## PROBLEM
Lines containing the word "fill" should be extracted in full.

## PROVIDED DATA
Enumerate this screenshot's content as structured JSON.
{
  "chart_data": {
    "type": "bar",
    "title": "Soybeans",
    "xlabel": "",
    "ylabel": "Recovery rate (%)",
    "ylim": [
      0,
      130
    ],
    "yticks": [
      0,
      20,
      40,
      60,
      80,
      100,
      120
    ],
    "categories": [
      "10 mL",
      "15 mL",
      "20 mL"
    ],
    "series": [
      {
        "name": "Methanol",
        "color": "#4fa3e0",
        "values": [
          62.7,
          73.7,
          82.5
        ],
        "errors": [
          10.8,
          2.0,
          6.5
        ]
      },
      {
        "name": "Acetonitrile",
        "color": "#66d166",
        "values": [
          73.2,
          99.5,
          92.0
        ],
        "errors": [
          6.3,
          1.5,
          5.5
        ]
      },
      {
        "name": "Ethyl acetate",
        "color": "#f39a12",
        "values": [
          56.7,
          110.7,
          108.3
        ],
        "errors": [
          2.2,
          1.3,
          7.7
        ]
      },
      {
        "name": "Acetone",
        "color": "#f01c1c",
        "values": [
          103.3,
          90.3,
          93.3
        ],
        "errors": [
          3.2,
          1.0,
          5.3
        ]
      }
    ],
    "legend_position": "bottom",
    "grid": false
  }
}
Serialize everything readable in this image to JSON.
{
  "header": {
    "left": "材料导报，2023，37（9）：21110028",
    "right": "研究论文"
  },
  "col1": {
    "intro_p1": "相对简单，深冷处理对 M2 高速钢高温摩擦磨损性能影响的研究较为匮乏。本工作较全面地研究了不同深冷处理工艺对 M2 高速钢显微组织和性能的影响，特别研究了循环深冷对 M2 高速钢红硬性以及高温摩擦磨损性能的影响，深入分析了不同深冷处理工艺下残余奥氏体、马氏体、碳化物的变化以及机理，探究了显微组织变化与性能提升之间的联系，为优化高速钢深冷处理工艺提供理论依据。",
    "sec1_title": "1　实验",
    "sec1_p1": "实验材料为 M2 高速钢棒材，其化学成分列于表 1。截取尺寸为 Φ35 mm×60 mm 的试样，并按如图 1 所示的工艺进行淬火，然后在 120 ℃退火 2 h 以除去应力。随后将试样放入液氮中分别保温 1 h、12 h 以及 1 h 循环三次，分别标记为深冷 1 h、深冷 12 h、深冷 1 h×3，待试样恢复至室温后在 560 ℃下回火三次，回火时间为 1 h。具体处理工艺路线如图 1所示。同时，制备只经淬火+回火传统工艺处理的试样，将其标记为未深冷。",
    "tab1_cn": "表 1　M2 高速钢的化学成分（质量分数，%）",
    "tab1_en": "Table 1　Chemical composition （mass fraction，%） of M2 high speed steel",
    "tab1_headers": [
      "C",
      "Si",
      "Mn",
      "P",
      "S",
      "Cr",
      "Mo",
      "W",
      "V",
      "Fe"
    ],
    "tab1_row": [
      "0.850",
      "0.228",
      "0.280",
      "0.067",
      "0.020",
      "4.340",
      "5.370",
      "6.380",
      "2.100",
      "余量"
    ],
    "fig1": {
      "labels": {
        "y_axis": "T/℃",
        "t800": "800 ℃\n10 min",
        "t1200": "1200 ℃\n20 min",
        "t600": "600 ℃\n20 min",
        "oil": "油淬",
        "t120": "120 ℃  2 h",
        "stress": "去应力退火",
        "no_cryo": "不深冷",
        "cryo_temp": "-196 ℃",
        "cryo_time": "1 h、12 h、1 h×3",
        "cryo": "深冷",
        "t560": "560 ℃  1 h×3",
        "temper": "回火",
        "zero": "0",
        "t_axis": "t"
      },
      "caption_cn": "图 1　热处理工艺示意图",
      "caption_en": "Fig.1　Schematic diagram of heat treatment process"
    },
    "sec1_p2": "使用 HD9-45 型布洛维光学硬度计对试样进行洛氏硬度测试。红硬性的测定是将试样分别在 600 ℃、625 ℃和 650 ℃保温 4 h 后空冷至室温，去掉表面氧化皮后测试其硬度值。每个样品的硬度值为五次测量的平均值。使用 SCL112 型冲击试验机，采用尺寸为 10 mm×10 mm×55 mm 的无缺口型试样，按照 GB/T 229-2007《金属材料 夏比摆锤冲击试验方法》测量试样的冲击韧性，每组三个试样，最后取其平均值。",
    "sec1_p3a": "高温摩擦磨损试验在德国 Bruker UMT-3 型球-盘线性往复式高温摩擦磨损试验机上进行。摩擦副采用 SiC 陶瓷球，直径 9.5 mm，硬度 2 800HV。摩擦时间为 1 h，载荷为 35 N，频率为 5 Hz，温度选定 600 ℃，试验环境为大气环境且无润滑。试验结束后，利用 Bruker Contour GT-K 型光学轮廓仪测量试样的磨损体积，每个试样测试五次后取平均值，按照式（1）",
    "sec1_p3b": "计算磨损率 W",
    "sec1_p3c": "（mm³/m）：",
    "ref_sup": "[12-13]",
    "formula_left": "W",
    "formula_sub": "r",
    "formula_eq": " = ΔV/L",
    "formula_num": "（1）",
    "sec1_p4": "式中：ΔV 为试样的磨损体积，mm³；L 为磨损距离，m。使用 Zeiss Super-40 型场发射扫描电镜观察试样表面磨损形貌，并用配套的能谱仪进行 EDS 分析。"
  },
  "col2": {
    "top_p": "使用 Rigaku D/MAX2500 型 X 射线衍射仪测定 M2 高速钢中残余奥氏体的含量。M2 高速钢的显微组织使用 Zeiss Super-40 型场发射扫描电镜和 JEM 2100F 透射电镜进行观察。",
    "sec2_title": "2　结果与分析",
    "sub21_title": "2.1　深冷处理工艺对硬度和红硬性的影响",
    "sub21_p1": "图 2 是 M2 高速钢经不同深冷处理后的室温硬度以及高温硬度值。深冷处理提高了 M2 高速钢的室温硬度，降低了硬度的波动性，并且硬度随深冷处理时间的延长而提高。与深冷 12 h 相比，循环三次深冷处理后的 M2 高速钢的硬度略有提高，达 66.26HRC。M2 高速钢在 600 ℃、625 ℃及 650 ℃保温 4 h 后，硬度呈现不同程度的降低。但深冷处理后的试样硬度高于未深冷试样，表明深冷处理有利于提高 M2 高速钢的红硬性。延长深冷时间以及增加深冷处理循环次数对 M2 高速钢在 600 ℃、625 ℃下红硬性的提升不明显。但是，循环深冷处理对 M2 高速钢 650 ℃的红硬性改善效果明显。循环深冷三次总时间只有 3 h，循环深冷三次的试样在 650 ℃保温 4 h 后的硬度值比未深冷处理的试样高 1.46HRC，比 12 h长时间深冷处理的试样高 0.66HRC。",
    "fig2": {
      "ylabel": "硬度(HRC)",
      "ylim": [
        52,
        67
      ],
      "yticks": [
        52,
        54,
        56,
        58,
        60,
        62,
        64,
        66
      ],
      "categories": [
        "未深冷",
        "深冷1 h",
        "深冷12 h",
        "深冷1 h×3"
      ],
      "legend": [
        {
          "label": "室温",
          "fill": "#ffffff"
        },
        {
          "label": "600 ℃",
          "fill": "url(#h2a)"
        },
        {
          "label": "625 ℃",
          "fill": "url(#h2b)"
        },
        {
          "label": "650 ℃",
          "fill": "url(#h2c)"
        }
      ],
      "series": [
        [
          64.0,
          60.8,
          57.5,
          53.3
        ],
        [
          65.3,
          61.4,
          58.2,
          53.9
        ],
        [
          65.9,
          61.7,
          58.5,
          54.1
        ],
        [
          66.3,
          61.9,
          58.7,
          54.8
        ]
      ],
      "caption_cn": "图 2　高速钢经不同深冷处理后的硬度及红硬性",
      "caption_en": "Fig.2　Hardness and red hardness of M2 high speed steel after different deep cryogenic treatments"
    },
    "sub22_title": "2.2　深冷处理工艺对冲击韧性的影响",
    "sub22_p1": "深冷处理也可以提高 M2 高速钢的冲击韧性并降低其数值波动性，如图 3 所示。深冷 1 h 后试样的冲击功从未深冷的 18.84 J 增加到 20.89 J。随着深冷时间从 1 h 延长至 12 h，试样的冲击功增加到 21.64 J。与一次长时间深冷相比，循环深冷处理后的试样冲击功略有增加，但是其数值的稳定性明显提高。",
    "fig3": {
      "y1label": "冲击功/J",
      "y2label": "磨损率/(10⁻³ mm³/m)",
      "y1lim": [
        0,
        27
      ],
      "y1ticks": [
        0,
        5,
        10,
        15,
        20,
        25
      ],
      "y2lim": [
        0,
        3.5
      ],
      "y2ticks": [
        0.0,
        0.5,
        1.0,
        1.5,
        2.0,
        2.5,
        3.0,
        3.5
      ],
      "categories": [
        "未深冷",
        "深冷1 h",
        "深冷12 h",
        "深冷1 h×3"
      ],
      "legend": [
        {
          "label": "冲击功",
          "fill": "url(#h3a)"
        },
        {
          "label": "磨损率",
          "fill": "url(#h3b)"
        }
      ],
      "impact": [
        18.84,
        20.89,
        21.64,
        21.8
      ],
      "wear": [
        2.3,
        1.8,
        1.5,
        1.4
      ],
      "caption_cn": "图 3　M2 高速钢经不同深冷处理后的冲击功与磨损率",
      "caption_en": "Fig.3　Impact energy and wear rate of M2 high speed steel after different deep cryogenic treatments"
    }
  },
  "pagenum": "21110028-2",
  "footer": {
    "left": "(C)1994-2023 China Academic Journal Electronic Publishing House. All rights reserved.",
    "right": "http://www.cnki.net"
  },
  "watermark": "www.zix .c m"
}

## SOLUTION TO THIS PROBLEM
          "fill": "#ffffff"
          "fill": "url(#h2a)"
          "fill": "url(#h2b)"
          "fill": "url(#h2c)"
          "fill": "url(#h3a)"
          "fill": "url(#h3b)"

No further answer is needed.